*Recorded data:*

┄┄┄┄┄┄┄┄┄┄┄┄┄┄┄┄┄┄┄┄

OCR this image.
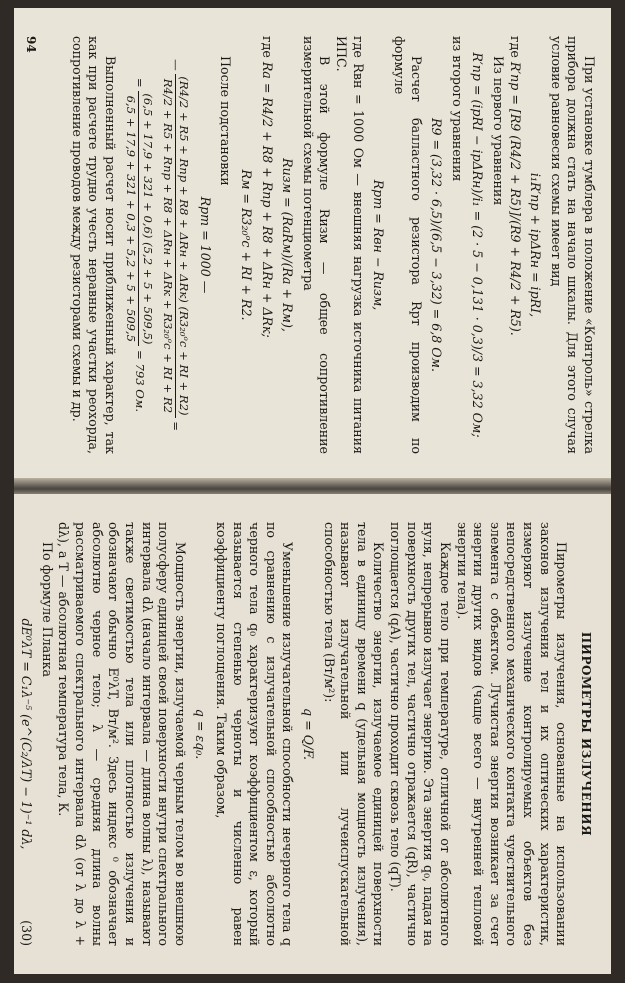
При установке тумблера в положение «Контроль» стрелка прибора должна стать на начало шкалы. Для этого случая условие равновесия схемы имеет вид

i₁R′пр + iрΔRн = iрRI,

где R′пр = [R9 (R4/2 + R5)]/(R9 + R4/2 + R5).

Из первого уравнения

R′пр = (iрRI − iрΔRн)/i₁ = (2 · 5 − 0,131 · 0,3)/3 = 3,32 Ом;

из второго уравнения

R9 = (3,32 · 6,5)/(6,5 − 3,32) = 6,8 Ом.

Расчет балластного резистора Rрт производим по формуле

Rрт = Rвн − Rизм,

где Rвн = 1000 Ом — внешняя нагрузка источника питания ИПС.

В этой формуле Rизм — общее сопротивление измерительной схемы потенциометра

Rизм = (RаRм)/(Rа + Rм),

где Rа = R4/2 + R8 + Rпр + R8 + ΔRн + ΔRк;

Rм = R3₂₀ᵒс + RI + R2.

После подстановки

Rрт = 1000 —
—
(R4/2 + R5 + Rпр + R8 + ΔRн + ΔRк) (R3₂₀ᵒс + RI + R2)
R4/2 + R5 + Rпр + R8 + ΔRн + ΔRк + R3₂₀ᵒс + RI + R2
=
=
(6,5 + 17,9 + 321 + 0,6) (5,2 + 5 + 509,5)
6,5 + 17,9 + 321 + 0,3 + 5,2 + 5 + 509,5
= 793 Ом.

Выполненный расчет носит приближенный характер, так как при расчете трудно учесть неравные участки реохорда, сопротивление проводов между резисторами схемы и др.

94
ПИРОМЕТРЫ ИЗЛУЧЕНИЯ

Пирометры излучения, основанные на использовании законов излучения тел и их оптических характеристик, измеряют излучение контролируемых объектов без непосредственного механического контакта чувствительного элемента с объектом. Лучистая энергия возникает за счет энергии других видов (чаще всего — внутренней тепловой энергии тела).

Каждое тело при температуре, отличной от абсолютного нуля, непрерывно излучает энергию. Эта энергия q₀, падая на поверхность других тел, частично отражается (qR), частично поглощается (qA), частично проходит сквозь тело (qT).

Количество энергии, излучаемое единицей поверхности тела в единицу времени q (удельная мощность излучения), называют излучательной или лучеиспускательной способностью тела (Вт/м²):

q = Q/F.

Уменьшение излучательной способности нечерного тела q по сравнению с излучательной способностью абсолютно черного тела q₀ характеризуют коэффициентом ε, который называется степенью черноты и численно равен коэффициенту поглощения. Таким образом,

q = εq₀.

Мощность энергии, излучаемой черным телом во внешнюю полусферу единицей своей поверхности внутри спектрального интервала dλ (начало интервала — длина волны λ), называют также светимостью тела или плотностью излучения и обозначают обычно E⁰λT, Вт/м². Здесь индекс ⁰ обозначает абсолютно черное тело; λ — средняя длина волны рассматриваемого спектрального интервала dλ (от λ до λ + dλ), а T — абсолютная температура тела, К.

По формуле Планка

dE⁰λT = C₁λ⁻⁵ (e^(C₂/λT) − 1)⁻¹ dλ,
(30)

┄┄┄┄┄┄┄┄┄┄┄┄┄┄┄┄┄┄┄┄

*Exercise task:* Repeat the material above verbatim. Leave the pictures behind.

*Output for this exercise:*
OCR this image.
При установке тумблера в положение «Контроль» стрелка прибора должна стать на начало шкалы. Для этого случая условие равновесия схемы имеет вид

i₁R′пр + iрΔRн = iрRI,

где R′пр = [R9 (R4/2 + R5)]/(R9 + R4/2 + R5).

Из первого уравнения

R′пр = (iрRI − iрΔRн)/i₁ = (2 · 5 − 0,131 · 0,3)/3 = 3,32 Ом;

из второго уравнения

R9 = (3,32 · 6,5)/(6,5 − 3,32) = 6,8 Ом.

Расчет балластного резистора Rрт производим по формуле

Rрт = Rвн − Rизм,

где Rвн = 1000 Ом — внешняя нагрузка источника питания ИПС.

В этой формуле Rизм — общее сопротивление измерительной схемы потенциометра

Rизм = (RаRм)/(Rа + Rм),

где Rа = R4/2 + R8 + Rпр + R8 + ΔRн + ΔRк;

Rм = R3₂₀ᵒс + RI + R2.

После подстановки

Rрт = 1000 —
—
(R4/2 + R5 + Rпр + R8 + ΔRн + ΔRк) (R3₂₀ᵒс + RI + R2)
R4/2 + R5 + Rпр + R8 + ΔRн + ΔRк + R3₂₀ᵒс + RI + R2
=
=
(6,5 + 17,9 + 321 + 0,6) (5,2 + 5 + 509,5)
6,5 + 17,9 + 321 + 0,3 + 5,2 + 5 + 509,5
= 793 Ом.

Выполненный расчет носит приближенный характер, так как при расчете трудно учесть неравные участки реохорда, сопротивление проводов между резисторами схемы и др.

94
ПИРОМЕТРЫ ИЗЛУЧЕНИЯ

Пирометры излучения, основанные на использовании законов излучения тел и их оптических характеристик, измеряют излучение контролируемых объектов без непосредственного механического контакта чувствительного элемента с объектом. Лучистая энергия возникает за счет энергии других видов (чаще всего — внутренней тепловой энергии тела).

Каждое тело при температуре, отличной от абсолютного нуля, непрерывно излучает энергию. Эта энергия q₀, падая на поверхность других тел, частично отражается (qR), частично поглощается (qA), частично проходит сквозь тело (qT).

Количество энергии, излучаемое единицей поверхности тела в единицу времени q (удельная мощность излучения), называют излучательной или лучеиспускательной способностью тела (Вт/м²):

q = Q/F.

Уменьшение излучательной способности нечерного тела q по сравнению с излучательной способностью абсолютно черного тела q₀ характеризуют коэффициентом ε, который называется степенью черноты и численно равен коэффициенту поглощения. Таким образом,

q = εq₀.

Мощность энергии, излучаемой черным телом во внешнюю полусферу единицей своей поверхности внутри спектрального интервала dλ (начало интервала — длина волны λ), называют также светимостью тела или плотностью излучения и обозначают обычно E⁰λT, Вт/м². Здесь индекс ⁰ обозначает абсолютно черное тело; λ — средняя длина волны рассматриваемого спектрального интервала dλ (от λ до λ + dλ), а T — абсолютная температура тела, К.

По формуле Планка

dE⁰λT = C₁λ⁻⁵ (e^(C₂/λT) − 1)⁻¹ dλ,
(30)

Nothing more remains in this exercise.